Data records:
## BEGIN

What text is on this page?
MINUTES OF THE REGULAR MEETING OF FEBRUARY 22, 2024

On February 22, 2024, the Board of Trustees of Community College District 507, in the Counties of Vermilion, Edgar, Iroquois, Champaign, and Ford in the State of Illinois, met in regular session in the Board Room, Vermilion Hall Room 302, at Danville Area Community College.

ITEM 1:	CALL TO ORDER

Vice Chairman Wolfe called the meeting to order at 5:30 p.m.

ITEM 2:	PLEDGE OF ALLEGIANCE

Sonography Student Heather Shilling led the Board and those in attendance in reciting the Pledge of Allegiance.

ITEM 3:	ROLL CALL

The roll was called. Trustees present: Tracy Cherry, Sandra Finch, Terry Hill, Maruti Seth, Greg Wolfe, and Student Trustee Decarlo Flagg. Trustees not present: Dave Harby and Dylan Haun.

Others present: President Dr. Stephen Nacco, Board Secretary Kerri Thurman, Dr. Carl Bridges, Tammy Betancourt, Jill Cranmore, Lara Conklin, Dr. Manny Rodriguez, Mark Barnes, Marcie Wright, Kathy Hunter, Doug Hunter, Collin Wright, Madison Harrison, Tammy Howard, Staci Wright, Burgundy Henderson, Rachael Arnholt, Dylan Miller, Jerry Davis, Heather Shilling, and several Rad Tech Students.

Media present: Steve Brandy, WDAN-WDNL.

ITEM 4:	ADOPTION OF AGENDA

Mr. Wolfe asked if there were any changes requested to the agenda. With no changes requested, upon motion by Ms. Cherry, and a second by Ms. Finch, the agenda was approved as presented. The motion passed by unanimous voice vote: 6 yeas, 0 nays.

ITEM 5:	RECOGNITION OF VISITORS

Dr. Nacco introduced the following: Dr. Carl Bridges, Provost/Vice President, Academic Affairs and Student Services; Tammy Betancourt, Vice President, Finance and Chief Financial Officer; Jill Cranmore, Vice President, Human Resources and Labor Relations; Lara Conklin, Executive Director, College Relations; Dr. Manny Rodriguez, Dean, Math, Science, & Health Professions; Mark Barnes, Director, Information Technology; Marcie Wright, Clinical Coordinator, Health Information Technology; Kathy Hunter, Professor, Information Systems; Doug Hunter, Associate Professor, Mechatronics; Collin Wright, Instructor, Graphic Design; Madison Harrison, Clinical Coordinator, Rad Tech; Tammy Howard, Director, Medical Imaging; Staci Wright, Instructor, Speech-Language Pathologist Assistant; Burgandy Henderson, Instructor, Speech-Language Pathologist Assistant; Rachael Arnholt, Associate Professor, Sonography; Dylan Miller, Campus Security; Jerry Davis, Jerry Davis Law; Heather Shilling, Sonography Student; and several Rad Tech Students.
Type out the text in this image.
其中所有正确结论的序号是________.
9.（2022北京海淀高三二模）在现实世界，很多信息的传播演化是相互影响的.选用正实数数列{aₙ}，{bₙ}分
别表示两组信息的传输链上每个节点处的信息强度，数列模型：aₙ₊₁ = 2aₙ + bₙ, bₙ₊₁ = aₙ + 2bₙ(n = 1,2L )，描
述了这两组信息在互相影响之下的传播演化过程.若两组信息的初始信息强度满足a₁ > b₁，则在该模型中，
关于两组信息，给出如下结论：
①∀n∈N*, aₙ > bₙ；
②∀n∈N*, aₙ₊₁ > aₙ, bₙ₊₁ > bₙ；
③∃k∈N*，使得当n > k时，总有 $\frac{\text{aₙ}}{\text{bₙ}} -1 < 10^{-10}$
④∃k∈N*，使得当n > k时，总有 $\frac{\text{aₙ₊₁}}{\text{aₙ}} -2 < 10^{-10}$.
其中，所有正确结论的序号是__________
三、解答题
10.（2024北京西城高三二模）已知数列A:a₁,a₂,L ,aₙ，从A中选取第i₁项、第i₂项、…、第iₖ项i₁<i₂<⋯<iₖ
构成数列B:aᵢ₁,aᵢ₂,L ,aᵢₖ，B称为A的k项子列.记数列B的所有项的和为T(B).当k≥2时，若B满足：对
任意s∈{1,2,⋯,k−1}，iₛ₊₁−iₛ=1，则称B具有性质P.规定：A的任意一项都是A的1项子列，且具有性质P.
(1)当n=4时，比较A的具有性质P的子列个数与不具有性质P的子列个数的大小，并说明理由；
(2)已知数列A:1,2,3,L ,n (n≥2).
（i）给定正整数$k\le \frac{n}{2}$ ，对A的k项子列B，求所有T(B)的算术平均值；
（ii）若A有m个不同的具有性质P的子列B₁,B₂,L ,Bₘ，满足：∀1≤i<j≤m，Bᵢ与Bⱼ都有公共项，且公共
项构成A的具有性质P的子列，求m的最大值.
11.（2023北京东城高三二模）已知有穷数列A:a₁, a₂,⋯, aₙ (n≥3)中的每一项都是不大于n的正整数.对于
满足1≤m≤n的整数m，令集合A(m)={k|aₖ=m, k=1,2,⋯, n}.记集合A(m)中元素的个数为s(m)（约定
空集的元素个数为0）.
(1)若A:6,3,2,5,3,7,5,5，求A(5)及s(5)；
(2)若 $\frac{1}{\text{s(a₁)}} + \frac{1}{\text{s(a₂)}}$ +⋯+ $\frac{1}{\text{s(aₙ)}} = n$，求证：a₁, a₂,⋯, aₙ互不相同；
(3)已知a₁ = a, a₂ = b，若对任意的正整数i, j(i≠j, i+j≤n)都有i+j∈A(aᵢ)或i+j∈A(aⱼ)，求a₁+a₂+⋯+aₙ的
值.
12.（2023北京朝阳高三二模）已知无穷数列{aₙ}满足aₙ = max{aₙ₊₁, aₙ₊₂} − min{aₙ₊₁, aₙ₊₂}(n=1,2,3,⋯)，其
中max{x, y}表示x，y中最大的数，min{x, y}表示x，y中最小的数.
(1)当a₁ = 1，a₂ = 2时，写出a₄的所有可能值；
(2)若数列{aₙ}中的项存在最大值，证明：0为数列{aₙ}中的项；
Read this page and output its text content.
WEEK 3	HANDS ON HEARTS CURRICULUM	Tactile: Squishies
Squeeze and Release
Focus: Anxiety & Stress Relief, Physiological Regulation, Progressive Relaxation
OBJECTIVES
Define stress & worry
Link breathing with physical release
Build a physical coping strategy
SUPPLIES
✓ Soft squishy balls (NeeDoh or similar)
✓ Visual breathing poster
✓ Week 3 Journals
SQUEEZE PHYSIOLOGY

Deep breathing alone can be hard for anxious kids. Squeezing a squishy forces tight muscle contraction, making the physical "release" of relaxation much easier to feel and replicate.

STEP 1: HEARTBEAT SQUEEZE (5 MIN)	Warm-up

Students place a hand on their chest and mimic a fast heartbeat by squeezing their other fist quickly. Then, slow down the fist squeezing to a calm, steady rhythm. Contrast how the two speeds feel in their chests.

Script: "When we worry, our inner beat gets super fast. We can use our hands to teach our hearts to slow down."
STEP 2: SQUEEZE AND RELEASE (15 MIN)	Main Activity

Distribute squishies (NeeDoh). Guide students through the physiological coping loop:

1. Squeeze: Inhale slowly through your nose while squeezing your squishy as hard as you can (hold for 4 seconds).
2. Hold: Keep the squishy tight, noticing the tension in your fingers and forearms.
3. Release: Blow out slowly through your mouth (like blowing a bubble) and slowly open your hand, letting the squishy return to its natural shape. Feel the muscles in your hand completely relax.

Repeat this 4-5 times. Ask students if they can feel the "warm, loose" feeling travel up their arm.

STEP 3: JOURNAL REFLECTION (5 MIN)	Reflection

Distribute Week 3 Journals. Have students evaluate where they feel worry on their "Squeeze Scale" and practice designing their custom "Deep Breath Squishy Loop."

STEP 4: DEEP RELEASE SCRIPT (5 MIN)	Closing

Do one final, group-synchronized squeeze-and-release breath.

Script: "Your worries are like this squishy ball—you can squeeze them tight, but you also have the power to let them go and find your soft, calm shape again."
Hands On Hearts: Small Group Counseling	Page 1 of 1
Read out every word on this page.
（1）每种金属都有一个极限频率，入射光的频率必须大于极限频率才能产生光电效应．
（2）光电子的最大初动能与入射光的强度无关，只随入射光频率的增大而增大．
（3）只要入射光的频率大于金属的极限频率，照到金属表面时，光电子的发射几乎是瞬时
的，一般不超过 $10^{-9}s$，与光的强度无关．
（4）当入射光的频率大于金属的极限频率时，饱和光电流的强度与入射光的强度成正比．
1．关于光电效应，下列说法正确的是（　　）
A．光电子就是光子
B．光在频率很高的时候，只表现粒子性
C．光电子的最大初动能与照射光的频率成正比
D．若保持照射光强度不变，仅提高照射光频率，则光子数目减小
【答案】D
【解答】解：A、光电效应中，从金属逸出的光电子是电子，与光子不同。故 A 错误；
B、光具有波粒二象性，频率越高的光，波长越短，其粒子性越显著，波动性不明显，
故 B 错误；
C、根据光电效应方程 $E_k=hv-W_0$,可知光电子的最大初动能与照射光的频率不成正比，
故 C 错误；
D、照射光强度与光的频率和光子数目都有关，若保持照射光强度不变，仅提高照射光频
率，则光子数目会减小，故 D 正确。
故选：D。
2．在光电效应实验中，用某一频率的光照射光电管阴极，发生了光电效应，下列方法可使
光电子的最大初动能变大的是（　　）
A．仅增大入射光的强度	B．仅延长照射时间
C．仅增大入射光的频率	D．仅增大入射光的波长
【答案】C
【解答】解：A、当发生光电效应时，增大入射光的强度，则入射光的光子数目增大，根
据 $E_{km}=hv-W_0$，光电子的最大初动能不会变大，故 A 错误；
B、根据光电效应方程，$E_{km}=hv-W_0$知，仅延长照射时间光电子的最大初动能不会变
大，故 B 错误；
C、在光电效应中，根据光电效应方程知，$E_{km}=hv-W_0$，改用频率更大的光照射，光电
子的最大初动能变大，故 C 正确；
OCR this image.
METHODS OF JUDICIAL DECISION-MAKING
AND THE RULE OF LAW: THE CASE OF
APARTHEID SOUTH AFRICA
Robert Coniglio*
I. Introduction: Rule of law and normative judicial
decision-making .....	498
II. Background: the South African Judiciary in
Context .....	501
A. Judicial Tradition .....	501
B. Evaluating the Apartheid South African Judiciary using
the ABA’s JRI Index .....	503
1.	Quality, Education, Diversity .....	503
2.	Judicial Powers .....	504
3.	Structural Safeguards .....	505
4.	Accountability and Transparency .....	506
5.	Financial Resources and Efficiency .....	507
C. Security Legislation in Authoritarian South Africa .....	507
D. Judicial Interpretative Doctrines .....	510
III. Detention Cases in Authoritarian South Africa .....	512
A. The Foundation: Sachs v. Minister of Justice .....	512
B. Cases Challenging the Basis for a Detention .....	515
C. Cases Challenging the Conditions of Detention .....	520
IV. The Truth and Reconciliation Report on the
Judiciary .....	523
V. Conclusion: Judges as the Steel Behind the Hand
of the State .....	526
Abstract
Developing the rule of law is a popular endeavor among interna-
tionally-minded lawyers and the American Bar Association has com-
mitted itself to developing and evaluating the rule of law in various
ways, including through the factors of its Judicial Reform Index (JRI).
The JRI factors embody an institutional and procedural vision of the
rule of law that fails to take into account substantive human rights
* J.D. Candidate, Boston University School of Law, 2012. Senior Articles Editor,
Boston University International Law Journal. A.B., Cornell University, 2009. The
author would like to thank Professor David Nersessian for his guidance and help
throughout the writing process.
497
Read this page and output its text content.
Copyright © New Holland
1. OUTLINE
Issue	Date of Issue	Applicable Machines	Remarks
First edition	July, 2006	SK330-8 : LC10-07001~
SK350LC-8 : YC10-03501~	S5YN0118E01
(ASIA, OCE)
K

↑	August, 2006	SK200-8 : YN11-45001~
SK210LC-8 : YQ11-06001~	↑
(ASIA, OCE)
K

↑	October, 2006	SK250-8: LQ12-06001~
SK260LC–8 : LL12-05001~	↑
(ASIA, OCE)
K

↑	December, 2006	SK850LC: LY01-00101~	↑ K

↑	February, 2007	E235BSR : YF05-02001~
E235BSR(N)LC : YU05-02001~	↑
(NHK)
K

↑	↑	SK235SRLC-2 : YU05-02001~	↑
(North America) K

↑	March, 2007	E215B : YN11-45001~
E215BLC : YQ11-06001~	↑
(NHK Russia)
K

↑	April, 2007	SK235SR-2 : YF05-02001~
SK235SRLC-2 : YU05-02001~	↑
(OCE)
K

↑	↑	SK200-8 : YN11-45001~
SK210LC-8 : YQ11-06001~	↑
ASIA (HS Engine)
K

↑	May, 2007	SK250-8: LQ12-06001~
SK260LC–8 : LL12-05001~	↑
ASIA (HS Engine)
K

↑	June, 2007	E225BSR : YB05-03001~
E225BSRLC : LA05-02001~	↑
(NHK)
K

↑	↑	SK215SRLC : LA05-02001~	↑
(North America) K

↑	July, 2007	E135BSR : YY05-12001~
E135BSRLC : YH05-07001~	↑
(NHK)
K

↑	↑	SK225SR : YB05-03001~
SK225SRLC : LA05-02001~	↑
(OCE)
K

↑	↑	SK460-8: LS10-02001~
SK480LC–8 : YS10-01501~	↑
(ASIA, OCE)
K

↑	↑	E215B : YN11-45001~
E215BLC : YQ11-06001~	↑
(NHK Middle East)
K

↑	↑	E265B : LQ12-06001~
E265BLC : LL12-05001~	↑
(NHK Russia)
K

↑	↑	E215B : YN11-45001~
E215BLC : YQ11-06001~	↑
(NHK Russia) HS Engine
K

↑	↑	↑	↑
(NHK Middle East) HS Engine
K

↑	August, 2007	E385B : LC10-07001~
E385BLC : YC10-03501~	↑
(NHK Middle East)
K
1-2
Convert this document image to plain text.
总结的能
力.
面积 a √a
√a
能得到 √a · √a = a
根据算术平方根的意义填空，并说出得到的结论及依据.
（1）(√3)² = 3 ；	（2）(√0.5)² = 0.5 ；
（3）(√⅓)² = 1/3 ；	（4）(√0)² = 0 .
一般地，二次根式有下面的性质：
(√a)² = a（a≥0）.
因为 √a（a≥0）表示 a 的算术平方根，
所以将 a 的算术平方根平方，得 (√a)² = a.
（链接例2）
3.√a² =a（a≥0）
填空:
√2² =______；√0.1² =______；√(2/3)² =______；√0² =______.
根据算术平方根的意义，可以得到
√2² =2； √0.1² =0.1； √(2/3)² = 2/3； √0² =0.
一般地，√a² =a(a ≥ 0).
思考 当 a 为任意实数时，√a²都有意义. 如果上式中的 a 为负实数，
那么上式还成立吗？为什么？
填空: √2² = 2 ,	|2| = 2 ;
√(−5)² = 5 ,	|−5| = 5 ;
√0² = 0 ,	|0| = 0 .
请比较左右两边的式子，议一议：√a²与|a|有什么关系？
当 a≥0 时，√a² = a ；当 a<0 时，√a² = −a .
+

## END

INSTRUCTIONS TO FOLLOW:
Identify each line in the records above that contains the word "physical", and copy it out in full.

CORRECT OUTPUT:
Link breathing with physical release
Build a physical coping strategy
Deep breathing alone can be hard for anxious kids. Squeezing a squishy forces tight muscle contraction, making the physical "release" of relaxation much easier to feel and replicate.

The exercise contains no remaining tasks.